Given exercise — Collect all lines from the listing that include the string "name".

— START —

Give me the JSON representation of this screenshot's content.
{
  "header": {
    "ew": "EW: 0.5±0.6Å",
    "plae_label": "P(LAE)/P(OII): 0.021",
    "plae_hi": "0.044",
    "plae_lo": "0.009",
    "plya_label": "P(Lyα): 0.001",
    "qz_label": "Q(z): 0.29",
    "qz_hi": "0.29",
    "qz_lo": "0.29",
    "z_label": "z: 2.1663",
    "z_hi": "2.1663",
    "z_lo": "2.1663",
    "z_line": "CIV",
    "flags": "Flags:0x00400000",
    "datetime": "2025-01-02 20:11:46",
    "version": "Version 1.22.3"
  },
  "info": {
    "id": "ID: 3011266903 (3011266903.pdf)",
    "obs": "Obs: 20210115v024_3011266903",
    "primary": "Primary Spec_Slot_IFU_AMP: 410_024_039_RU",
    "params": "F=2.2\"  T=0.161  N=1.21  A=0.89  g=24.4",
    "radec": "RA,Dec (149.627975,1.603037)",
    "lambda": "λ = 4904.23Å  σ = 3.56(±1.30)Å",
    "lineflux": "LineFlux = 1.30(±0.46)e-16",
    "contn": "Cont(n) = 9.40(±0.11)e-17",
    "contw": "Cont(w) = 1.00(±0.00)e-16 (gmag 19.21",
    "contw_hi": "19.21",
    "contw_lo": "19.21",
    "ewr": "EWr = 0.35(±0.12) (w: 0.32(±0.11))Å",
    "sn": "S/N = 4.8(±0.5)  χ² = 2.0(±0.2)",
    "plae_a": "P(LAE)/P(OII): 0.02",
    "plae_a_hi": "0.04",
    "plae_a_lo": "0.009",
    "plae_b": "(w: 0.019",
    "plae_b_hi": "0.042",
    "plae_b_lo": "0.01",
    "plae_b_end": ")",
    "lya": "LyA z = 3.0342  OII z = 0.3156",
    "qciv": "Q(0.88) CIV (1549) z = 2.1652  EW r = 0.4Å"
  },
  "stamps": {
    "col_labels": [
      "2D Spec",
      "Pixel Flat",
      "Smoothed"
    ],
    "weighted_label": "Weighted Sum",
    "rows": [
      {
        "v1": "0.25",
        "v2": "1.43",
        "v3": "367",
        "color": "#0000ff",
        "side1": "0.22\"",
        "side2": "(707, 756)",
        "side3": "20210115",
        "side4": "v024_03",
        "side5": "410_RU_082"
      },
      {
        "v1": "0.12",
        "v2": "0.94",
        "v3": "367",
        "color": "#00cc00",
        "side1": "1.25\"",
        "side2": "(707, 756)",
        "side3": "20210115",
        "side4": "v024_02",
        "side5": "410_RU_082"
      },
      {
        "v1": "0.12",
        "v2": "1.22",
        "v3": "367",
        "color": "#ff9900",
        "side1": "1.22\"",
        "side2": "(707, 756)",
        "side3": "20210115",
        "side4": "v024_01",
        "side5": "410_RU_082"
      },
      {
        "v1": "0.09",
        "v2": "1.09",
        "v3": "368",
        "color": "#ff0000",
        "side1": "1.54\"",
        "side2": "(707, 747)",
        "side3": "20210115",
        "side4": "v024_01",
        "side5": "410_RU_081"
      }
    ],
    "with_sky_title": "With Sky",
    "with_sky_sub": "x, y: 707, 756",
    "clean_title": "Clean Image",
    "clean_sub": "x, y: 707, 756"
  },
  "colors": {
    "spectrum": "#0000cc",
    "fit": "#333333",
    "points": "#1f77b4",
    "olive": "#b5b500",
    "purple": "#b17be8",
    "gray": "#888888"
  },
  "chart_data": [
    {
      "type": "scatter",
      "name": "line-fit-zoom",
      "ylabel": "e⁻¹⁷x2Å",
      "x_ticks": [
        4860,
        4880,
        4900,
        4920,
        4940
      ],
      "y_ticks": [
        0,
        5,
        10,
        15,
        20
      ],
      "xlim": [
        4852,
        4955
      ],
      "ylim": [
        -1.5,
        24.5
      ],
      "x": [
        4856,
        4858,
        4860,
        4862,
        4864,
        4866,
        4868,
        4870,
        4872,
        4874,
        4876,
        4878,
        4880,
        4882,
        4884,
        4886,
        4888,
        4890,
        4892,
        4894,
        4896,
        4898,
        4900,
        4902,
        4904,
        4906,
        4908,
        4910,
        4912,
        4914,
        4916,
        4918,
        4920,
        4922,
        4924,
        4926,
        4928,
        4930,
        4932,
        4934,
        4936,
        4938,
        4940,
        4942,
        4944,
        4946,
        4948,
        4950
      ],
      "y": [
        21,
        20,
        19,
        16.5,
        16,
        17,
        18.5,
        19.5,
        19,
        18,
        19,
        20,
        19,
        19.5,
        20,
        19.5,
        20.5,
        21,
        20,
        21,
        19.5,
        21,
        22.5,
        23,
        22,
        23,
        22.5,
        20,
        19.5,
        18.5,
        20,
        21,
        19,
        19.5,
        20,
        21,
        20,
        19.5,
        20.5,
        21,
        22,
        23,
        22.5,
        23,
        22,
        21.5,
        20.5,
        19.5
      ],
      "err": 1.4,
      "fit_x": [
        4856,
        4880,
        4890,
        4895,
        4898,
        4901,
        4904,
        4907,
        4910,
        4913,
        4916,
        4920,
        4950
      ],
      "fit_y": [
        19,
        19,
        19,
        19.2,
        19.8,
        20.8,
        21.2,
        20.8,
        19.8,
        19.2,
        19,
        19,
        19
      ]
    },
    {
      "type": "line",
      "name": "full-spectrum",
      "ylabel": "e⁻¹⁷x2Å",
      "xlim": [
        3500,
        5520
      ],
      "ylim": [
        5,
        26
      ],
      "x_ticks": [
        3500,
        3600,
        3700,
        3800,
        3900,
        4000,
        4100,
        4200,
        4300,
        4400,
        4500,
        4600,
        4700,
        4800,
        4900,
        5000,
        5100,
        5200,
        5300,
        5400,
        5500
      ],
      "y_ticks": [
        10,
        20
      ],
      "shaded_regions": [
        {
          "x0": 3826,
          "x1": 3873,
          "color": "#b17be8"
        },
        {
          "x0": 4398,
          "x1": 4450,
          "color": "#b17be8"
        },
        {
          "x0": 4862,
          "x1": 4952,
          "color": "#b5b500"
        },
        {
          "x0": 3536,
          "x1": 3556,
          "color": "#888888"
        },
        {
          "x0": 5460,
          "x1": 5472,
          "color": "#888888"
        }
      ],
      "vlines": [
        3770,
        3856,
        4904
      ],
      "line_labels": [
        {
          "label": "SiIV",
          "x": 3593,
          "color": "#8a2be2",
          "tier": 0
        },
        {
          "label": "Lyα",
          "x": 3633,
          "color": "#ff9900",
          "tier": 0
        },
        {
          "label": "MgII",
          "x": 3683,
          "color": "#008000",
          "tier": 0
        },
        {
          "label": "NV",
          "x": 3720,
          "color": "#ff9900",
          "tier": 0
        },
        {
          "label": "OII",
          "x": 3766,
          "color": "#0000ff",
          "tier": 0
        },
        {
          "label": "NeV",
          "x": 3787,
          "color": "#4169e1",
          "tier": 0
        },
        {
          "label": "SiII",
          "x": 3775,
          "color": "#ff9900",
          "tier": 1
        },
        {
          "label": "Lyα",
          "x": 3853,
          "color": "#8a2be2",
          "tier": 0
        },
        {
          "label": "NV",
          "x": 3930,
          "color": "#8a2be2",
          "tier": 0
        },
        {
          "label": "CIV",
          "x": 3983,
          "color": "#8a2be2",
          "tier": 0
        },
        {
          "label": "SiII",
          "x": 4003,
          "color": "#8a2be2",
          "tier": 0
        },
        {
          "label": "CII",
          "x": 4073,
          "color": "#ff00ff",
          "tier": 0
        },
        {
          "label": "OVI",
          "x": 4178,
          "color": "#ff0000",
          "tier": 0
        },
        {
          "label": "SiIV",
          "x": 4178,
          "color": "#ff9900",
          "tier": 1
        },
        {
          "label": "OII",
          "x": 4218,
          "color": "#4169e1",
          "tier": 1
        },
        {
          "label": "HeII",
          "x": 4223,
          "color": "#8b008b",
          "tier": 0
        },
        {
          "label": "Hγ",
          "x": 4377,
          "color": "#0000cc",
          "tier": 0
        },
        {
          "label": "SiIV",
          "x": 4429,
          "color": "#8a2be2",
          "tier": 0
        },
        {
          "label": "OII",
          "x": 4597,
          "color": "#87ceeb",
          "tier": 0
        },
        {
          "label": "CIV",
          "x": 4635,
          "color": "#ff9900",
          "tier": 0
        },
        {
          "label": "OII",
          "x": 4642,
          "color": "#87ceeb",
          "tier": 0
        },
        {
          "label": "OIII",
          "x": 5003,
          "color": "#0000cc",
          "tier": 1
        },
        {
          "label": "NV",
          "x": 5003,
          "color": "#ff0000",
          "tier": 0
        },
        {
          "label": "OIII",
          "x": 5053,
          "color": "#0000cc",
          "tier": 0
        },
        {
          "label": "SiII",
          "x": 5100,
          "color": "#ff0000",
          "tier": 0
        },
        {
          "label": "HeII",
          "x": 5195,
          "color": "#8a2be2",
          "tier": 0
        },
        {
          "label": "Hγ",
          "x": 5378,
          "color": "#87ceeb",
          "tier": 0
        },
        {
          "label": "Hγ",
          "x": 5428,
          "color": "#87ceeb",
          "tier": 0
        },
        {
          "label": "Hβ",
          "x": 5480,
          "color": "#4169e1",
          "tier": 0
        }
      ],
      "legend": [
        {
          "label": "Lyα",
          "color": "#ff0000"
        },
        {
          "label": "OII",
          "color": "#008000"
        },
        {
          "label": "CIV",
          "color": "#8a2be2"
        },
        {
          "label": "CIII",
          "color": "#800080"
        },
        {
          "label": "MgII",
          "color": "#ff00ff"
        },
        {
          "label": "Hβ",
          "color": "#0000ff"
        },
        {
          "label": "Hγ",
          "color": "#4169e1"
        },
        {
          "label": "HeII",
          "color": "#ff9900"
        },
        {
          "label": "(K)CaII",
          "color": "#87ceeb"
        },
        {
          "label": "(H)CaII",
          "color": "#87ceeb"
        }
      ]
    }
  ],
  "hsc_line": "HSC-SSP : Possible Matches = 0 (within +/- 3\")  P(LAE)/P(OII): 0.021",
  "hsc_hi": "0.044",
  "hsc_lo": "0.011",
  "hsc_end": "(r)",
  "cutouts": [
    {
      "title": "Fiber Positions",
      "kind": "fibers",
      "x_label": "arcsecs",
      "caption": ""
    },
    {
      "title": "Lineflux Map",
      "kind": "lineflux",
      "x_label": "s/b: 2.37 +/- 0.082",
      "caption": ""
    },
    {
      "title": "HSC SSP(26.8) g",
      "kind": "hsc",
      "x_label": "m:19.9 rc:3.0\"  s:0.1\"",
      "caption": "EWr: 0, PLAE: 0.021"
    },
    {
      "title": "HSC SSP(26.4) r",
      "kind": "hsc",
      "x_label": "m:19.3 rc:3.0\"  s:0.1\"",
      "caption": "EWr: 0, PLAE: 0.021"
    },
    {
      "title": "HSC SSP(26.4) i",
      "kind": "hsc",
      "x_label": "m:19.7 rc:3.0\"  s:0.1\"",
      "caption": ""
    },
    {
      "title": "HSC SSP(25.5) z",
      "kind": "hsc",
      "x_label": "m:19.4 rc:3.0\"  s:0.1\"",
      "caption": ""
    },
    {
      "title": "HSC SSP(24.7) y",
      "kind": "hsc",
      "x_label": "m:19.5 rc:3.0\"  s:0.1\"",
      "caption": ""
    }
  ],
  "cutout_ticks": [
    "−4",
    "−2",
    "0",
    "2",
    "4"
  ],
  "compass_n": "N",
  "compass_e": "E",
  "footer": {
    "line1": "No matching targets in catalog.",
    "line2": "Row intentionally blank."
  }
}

— END —

Solution to this task —
      "name": "line-fit-zoom",
      "name": "full-spectrum",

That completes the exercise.